Dataset entries on figures
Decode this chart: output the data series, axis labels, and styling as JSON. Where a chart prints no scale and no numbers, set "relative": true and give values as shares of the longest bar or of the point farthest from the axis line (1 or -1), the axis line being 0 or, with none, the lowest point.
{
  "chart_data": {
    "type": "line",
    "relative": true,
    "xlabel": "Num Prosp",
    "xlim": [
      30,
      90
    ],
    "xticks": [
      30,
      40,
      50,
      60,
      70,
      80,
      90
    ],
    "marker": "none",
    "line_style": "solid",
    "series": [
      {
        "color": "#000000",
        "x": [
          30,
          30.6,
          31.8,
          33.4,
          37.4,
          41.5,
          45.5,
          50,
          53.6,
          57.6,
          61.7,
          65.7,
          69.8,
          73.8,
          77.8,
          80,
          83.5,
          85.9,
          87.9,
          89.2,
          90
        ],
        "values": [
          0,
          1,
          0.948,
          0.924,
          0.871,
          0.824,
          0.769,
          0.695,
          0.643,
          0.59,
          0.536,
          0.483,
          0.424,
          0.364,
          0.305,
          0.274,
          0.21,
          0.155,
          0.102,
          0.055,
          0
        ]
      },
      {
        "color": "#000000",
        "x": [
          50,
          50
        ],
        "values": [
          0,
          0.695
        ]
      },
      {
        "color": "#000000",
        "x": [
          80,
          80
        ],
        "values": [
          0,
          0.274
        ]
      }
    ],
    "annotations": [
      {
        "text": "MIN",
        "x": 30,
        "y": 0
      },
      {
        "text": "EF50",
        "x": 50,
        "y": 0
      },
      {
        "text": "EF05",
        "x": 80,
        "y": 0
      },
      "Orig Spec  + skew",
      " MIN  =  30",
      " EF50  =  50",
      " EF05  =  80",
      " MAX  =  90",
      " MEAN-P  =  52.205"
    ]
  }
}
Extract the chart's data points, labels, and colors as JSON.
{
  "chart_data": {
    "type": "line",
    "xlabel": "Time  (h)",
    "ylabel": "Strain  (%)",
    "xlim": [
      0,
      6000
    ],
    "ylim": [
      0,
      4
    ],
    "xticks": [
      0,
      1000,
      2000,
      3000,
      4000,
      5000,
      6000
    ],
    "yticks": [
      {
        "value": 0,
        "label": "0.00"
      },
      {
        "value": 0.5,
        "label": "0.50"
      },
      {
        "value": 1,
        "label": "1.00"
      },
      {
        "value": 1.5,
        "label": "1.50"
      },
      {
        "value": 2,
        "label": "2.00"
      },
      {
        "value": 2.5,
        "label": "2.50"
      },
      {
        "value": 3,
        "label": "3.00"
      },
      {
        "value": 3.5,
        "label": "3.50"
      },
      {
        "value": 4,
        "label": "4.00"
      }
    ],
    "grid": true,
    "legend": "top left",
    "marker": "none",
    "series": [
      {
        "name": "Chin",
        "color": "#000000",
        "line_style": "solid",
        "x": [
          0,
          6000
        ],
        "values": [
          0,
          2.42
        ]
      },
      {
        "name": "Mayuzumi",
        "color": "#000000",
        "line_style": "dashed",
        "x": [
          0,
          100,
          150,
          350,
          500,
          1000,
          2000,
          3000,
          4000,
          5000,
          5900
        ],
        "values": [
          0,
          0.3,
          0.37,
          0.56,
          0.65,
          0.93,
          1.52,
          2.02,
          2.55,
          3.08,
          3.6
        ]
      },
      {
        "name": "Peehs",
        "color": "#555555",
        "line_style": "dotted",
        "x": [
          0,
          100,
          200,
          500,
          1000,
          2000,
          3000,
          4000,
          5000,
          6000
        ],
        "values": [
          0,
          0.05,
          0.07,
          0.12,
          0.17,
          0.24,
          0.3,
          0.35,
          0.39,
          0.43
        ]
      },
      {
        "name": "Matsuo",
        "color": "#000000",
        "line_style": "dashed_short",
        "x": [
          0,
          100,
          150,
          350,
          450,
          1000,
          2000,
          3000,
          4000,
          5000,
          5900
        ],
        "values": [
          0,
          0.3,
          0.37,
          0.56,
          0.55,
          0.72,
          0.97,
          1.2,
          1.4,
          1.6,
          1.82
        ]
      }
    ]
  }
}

> [PROBLEM TO WORK ON]:
List each line of the entries that holds the string "relative".

> [TASK ANSWER]:
Decode this chart: output the data series, axis labels, and styling as JSON. Where a chart prints no scale and no numbers, set "relative": true and give values as shares of the longest bar or of the point farthest from the axis line (1 or -1), the axis line being 0 or, with none, the lowest point.
    "relative": true,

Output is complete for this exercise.